* start The data *

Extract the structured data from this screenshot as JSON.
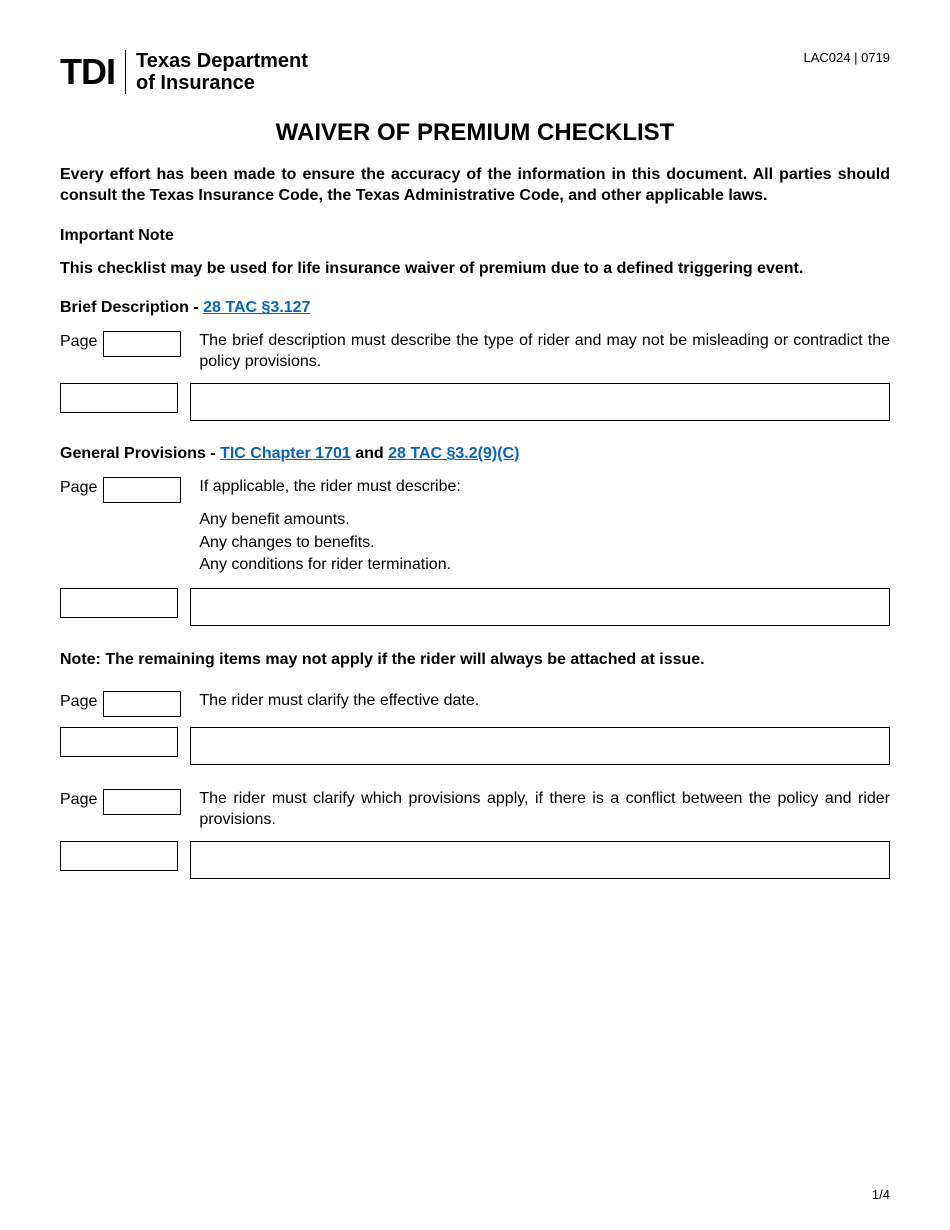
{
  "doc_id": "LAC024 | 0719",
  "logo": {
    "abbrev": "TDI",
    "dept_line1": "Texas Department",
    "dept_line2": "of Insurance"
  },
  "title": "WAIVER OF PREMIUM CHECKLIST",
  "intro": "Every effort has been made to ensure the accuracy of the information in this document. All parties should consult the Texas Insurance Code, the Texas Administrative Code, and other applicable laws.",
  "important_note_label": "Important Note",
  "important_note_text": "This checklist may be used for life insurance waiver of premium due to a defined triggering event.",
  "sections": {
    "brief": {
      "heading_prefix": "Brief Description - ",
      "link": "28 TAC §3.127",
      "page_label": "Page",
      "item_text": "The brief description must describe the type of rider and may not be misleading or contradict the policy provisions."
    },
    "general": {
      "heading_prefix": "General Provisions - ",
      "link1": "TIC Chapter 1701",
      "and": " and ",
      "link2": "28 TAC §3.2(9)(C)",
      "page_label": "Page",
      "item_intro": "If applicable, the rider must describe:",
      "item_list": [
        "Any benefit amounts.",
        "Any changes to benefits.",
        "Any conditions for rider termination."
      ]
    },
    "note": "Note:  The remaining items may not apply if the rider will always be attached at issue.",
    "effective": {
      "page_label": "Page",
      "item_text": "The rider must clarify the effective date."
    },
    "conflict": {
      "page_label": "Page",
      "item_text": "The rider must clarify which provisions apply, if there is a conflict between the policy and rider provisions."
    }
  },
  "footer": "1/4"
}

* end The data *

* Short task *
Reproduce all entries without any change, and omit the pictures.

* Reply *
Extract the structured data from this screenshot as JSON.
{
  "doc_id": "LAC024 | 0719",
  "logo": {
    "abbrev": "TDI",
    "dept_line1": "Texas Department",
    "dept_line2": "of Insurance"
  },
  "title": "WAIVER OF PREMIUM CHECKLIST",
  "intro": "Every effort has been made to ensure the accuracy of the information in this document. All parties should consult the Texas Insurance Code, the Texas Administrative Code, and other applicable laws.",
  "important_note_label": "Important Note",
  "important_note_text": "This checklist may be used for life insurance waiver of premium due to a defined triggering event.",
  "sections": {
    "brief": {
      "heading_prefix": "Brief Description - ",
      "link": "28 TAC §3.127",
      "page_label": "Page",
      "item_text": "The brief description must describe the type of rider and may not be misleading or contradict the policy provisions."
    },
    "general": {
      "heading_prefix": "General Provisions - ",
      "link1": "TIC Chapter 1701",
      "and": " and ",
      "link2": "28 TAC §3.2(9)(C)",
      "page_label": "Page",
      "item_intro": "If applicable, the rider must describe:",
      "item_list": [
        "Any benefit amounts.",
        "Any changes to benefits.",
        "Any conditions for rider termination."
      ]
    },
    "note": "Note:  The remaining items may not apply if the rider will always be attached at issue.",
    "effective": {
      "page_label": "Page",
      "item_text": "The rider must clarify the effective date."
    },
    "conflict": {
      "page_label": "Page",
      "item_text": "The rider must clarify which provisions apply, if there is a conflict between the policy and rider provisions."
    }
  },
  "footer": "1/4"
}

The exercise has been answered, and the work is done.